▶ Your task: Leave the pictures aside and write out exactly every line from the one containing "Transcribe the text in this document." through the last line.
>>>>
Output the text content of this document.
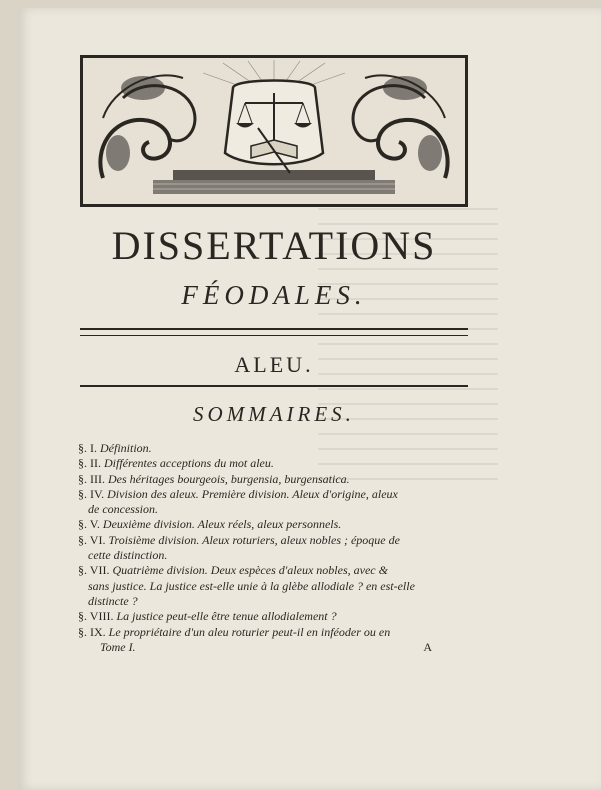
DISSERTATIONS
FÉODALES.
ALEU.
SOMMAIRES.

§. I. Définition.

§. II. Différentes acceptions du mot aleu.

§. III. Des héritages bourgeois, burgensia, burgensatica.

§. IV. Division des aleux. Première division. Aleux d'origine, aleux
de concession.

§. V. Deuxième division. Aleux réels, aleux personnels.

§. VI. Troisième division. Aleux roturiers, aleux nobles ; époque de
cette distinction.

§. VII. Quatrième division. Deux espèces d'aleux nobles, avec &
sans justice. La justice est-elle unie à la glèbe allodiale ? en est-elle
distincte ?

§. VIII. La justice peut-elle être tenue allodialement ?

§. IX. Le propriétaire d'un aleu roturier peut-il en inféoder ou en

Tome I.	A
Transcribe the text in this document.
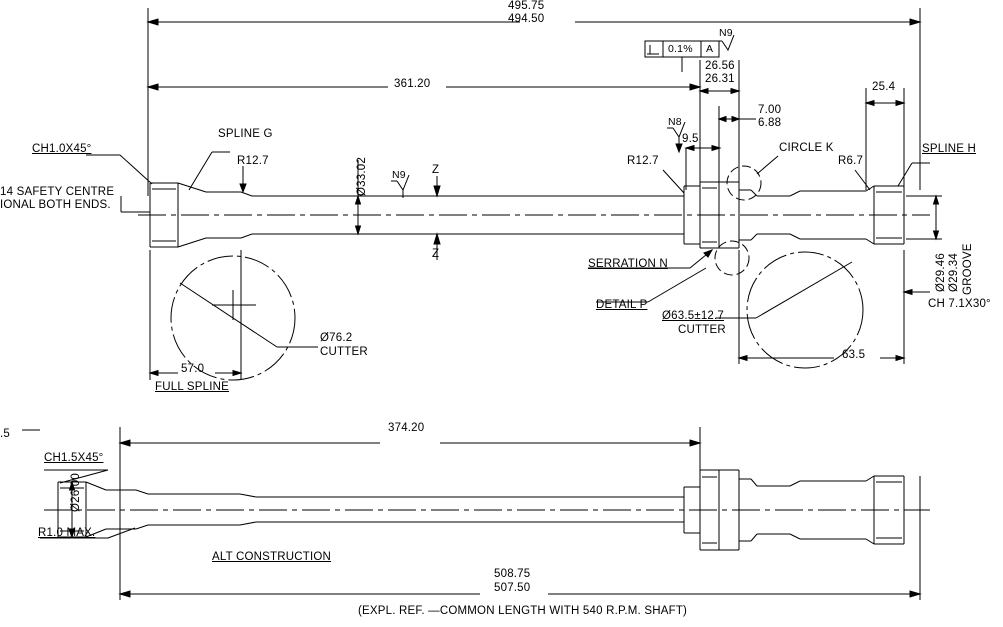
495.75
494.50
361.20
0.1% A
N9
26.56
26.31
N8
N9
7.00
6.88
9.5
25.4
CH1.0X45°
14 SAFETY CENTRE
IONAL BOTH ENDS.
SPLINE G
R12.7	R12.7	R6.7
SPLINE H
Ø33.02	Z
Z
CIRCLE K
SERRATION N
DETAIL P
Ø76.2
CUTTER
Ø63.5±12.7
CUTTER
Ø29.46 Ø29.34 GROOVE
CH 7.1X30°
57.0
FULL SPLINE
63.5
.5	374.20
CH1.5X45°
Ø26.00
R1.0 MAX.
ALT CONSTRUCTION
508.75
507.50
(EXPL. REF. —COMMON LENGTH WITH 540 R.P.M. SHAFT)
<<<<
▶ Output:
Transcribe the text in this document.
495.75
494.50
361.20
0.1% A
N9
26.56
26.31
N8
N9
7.00
6.88
9.5
25.4
CH1.0X45°
14 SAFETY CENTRE
IONAL BOTH ENDS.
SPLINE G
R12.7	R12.7	R6.7
SPLINE H
Ø33.02	Z
Z
CIRCLE K
SERRATION N
DETAIL P
Ø76.2
CUTTER
Ø63.5±12.7
CUTTER
Ø29.46 Ø29.34 GROOVE
CH 7.1X30°
57.0
FULL SPLINE
63.5
.5	374.20
CH1.5X45°
Ø26.00
R1.0 MAX.
ALT CONSTRUCTION
508.75
507.50
(EXPL. REF. —COMMON LENGTH WITH 540 R.P.M. SHAFT)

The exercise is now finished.